Short task.
Take each line that has the word "title" and return it.
------------------------
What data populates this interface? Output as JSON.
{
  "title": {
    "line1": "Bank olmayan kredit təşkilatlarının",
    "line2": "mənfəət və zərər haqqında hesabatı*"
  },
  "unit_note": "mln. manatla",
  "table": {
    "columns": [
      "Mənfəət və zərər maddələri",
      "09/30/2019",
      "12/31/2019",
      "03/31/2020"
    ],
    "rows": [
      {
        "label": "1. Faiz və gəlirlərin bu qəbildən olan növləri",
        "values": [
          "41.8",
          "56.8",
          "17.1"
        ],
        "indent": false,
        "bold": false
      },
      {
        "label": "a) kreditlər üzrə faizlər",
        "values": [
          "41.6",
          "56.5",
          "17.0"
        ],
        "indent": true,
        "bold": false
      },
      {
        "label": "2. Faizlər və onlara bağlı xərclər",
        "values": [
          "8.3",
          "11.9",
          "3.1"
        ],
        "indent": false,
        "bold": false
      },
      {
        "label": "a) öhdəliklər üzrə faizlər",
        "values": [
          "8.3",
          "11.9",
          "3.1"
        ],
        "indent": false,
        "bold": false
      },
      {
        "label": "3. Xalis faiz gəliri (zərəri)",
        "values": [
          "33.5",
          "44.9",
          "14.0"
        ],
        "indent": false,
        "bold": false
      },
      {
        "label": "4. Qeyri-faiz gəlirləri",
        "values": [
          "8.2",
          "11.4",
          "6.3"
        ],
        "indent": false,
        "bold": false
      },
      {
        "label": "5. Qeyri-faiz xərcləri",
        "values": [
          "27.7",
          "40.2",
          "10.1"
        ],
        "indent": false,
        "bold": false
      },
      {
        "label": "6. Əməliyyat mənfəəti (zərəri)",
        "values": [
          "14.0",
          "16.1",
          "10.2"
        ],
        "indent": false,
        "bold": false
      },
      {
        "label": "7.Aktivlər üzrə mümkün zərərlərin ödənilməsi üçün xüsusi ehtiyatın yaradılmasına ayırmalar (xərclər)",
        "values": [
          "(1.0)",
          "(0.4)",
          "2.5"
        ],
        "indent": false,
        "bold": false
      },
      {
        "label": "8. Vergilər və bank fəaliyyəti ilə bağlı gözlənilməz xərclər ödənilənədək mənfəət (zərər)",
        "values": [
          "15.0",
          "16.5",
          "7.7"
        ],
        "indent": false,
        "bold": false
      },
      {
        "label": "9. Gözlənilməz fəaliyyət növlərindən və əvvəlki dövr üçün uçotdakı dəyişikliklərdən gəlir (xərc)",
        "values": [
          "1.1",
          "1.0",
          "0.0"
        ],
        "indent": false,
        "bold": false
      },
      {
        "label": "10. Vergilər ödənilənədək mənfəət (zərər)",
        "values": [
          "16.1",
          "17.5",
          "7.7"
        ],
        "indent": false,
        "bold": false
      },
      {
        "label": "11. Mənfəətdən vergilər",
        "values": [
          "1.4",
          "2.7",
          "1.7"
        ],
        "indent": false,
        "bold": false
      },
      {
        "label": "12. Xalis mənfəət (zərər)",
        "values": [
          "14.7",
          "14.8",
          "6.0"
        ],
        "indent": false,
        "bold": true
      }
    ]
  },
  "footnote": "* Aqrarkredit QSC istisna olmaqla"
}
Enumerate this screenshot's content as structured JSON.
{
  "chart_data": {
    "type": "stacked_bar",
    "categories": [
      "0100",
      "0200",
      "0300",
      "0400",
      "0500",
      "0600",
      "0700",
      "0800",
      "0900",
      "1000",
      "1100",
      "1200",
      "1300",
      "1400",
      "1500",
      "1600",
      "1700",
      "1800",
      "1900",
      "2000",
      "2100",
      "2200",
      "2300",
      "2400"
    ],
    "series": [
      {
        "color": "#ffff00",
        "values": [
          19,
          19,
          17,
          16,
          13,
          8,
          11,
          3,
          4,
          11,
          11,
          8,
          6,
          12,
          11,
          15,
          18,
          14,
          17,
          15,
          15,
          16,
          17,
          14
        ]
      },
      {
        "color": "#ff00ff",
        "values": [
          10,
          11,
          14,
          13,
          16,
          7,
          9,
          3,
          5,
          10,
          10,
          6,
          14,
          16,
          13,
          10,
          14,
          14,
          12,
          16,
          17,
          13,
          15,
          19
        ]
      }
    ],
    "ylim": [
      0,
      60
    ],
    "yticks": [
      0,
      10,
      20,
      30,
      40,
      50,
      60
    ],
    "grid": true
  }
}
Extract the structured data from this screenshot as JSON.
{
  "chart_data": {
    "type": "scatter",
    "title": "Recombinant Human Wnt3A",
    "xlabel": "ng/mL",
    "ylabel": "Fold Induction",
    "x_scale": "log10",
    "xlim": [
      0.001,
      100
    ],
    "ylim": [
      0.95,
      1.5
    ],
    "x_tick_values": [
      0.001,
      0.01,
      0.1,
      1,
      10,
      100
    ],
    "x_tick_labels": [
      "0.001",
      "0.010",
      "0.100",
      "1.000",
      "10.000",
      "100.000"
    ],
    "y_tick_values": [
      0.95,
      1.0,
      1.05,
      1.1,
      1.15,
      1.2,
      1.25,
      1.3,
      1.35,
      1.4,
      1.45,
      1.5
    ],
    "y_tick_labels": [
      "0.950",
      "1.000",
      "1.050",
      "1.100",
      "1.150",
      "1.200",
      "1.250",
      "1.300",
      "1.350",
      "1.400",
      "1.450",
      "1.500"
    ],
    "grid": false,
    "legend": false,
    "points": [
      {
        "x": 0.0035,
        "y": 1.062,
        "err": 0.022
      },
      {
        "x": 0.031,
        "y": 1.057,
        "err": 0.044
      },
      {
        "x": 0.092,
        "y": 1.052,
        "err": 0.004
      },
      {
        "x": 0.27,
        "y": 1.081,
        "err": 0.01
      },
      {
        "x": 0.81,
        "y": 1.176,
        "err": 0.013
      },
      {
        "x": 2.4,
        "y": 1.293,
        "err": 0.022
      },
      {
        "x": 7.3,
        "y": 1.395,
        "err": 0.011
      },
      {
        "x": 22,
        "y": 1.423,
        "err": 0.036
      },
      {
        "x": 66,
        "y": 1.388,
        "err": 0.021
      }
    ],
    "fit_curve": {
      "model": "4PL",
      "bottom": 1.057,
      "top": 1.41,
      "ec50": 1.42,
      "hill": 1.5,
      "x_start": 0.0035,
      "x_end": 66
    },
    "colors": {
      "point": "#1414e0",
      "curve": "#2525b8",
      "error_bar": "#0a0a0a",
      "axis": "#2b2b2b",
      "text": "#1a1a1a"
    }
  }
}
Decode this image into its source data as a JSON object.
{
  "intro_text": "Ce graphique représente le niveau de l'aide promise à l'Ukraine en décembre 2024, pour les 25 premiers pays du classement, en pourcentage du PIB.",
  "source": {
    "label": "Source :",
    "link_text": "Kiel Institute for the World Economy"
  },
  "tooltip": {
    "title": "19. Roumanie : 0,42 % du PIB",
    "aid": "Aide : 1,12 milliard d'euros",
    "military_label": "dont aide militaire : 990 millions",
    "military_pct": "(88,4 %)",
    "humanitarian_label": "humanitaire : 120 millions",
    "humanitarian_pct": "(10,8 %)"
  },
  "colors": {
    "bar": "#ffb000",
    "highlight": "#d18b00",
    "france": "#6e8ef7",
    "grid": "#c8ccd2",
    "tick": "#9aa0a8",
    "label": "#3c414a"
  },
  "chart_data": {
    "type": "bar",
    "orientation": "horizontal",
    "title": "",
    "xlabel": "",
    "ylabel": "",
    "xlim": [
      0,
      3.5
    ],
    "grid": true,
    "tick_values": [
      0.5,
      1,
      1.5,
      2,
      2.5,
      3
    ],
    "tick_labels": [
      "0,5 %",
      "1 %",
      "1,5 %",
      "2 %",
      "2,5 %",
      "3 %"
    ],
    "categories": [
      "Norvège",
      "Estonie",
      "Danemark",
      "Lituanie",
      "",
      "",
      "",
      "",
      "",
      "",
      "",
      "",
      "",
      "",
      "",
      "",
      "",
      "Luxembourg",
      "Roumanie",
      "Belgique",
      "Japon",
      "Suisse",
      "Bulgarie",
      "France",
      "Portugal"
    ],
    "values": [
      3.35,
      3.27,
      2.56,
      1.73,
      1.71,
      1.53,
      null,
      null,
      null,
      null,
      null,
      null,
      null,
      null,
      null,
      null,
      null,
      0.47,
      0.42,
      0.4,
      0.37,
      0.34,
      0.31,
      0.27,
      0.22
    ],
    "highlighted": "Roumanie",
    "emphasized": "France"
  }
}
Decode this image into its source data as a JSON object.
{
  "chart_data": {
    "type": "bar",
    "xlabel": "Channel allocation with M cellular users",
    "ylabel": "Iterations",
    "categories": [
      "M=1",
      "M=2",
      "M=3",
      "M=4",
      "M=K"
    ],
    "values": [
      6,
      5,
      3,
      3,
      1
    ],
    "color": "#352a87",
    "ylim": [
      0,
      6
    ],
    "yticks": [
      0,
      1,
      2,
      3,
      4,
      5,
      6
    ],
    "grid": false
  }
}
------------------------
Response for this exercise.
  "title": {
    "title": "Recombinant Human Wnt3A",
    "title": "19. Roumanie : 0,42 % du PIB",
    "title": "",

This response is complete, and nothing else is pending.